===== Extracted records

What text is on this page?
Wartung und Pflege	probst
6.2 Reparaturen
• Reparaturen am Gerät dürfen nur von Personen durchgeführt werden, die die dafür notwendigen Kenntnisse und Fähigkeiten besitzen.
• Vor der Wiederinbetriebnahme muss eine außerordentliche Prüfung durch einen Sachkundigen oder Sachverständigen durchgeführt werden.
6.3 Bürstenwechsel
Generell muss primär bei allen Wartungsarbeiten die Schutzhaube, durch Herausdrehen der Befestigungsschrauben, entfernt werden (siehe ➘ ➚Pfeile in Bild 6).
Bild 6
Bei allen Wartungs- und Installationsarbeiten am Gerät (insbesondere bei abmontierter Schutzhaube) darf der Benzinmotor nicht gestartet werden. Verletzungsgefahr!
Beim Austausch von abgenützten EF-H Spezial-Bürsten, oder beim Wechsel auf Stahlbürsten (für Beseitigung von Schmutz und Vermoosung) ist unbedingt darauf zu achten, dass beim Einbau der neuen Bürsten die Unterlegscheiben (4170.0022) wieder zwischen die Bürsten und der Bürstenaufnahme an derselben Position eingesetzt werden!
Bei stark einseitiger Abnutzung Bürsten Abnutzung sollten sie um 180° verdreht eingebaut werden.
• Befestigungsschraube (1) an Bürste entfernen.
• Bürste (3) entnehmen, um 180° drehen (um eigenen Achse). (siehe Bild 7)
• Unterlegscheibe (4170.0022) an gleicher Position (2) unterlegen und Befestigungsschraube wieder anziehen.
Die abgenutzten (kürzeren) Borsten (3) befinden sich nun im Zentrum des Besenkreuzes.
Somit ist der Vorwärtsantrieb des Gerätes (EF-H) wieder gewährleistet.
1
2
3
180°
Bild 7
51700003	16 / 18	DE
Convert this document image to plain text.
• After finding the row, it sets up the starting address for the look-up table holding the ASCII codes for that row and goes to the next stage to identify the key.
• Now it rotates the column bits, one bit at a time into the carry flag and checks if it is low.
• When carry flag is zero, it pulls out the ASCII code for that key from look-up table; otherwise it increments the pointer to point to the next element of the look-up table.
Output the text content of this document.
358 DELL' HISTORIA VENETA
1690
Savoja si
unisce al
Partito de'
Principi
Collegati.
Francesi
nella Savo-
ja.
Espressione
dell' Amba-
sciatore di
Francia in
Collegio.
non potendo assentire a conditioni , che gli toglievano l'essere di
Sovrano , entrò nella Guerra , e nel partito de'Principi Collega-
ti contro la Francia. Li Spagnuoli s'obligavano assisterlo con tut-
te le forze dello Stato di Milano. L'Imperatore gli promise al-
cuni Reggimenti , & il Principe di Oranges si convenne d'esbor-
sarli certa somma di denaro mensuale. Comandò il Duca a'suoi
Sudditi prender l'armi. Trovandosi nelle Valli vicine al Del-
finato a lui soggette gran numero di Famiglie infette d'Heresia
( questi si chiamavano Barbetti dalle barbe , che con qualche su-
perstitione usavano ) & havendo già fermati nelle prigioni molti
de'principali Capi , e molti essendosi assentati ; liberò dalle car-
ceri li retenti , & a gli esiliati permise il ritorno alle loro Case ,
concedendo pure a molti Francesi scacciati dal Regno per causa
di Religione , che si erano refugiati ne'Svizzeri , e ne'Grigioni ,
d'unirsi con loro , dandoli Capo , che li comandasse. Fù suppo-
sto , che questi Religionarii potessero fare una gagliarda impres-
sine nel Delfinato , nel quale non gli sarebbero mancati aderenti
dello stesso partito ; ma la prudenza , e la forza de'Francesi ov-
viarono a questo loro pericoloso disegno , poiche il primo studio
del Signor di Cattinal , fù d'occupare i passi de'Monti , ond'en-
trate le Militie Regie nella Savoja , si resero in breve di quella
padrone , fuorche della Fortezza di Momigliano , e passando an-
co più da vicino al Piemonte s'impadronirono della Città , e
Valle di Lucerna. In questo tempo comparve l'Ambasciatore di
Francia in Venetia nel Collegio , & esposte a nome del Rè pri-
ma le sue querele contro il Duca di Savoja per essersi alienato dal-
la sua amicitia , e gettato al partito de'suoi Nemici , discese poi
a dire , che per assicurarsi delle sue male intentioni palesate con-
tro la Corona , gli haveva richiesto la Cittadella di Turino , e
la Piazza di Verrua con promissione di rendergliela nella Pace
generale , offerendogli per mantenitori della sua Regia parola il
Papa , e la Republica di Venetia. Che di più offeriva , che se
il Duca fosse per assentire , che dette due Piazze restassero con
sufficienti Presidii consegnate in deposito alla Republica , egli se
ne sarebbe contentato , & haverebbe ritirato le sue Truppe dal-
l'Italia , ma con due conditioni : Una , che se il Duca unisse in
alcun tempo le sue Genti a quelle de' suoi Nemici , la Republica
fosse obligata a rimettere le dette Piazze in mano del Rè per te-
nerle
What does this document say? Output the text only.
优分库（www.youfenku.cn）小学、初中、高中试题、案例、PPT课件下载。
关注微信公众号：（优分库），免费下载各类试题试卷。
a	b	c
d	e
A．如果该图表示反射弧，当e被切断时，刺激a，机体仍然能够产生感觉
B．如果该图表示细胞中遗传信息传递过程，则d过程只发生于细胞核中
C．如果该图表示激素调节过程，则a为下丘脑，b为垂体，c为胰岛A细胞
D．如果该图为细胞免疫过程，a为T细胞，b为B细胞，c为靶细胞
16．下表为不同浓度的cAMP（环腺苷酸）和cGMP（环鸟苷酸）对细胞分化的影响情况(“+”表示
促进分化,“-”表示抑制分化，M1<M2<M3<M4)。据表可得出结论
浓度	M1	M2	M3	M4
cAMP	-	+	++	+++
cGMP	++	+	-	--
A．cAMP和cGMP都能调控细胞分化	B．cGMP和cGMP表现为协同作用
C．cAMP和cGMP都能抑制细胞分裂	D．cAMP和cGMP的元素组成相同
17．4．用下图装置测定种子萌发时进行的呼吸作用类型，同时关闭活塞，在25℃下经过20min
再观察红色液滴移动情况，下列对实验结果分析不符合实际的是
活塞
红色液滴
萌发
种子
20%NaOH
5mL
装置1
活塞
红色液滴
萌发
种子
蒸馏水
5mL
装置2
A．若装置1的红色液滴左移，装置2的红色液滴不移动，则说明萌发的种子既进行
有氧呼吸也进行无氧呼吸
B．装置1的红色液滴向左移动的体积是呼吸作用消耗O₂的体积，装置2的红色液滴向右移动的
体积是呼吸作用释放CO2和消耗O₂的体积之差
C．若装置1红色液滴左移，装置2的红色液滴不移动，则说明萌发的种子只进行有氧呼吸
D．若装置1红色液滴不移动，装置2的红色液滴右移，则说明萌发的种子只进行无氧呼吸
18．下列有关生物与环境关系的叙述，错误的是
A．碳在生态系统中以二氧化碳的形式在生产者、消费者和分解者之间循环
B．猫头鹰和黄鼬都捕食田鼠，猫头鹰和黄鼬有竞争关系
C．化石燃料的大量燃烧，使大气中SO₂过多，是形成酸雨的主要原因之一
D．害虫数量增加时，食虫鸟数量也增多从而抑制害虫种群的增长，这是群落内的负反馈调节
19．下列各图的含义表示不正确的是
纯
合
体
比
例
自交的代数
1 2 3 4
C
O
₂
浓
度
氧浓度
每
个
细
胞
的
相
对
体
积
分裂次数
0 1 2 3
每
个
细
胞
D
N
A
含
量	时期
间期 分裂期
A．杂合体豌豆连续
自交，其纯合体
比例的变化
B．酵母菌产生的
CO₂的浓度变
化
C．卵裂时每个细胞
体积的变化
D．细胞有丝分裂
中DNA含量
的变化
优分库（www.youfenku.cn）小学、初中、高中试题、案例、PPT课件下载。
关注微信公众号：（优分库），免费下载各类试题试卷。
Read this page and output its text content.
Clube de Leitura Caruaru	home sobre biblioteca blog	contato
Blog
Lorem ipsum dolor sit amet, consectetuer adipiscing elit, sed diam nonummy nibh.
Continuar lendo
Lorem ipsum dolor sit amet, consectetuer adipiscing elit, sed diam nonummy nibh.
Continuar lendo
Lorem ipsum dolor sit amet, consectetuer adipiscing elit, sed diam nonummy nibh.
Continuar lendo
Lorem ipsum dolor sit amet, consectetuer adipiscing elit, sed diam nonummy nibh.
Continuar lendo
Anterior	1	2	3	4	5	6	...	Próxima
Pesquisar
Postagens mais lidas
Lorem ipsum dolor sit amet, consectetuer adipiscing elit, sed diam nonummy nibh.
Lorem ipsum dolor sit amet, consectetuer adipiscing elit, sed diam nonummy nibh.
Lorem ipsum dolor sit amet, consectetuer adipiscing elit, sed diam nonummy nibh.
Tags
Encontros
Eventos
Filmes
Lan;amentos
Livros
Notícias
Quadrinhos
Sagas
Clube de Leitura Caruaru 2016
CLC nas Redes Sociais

==========

Task details
Copy each line of the records above that carries the word "questi".

Solution to this exercise
( questi si chiamavano Barbetti dalle barbe , che con qualche su-
sto , che questi Religionarii potessero fare una gagliarda impres-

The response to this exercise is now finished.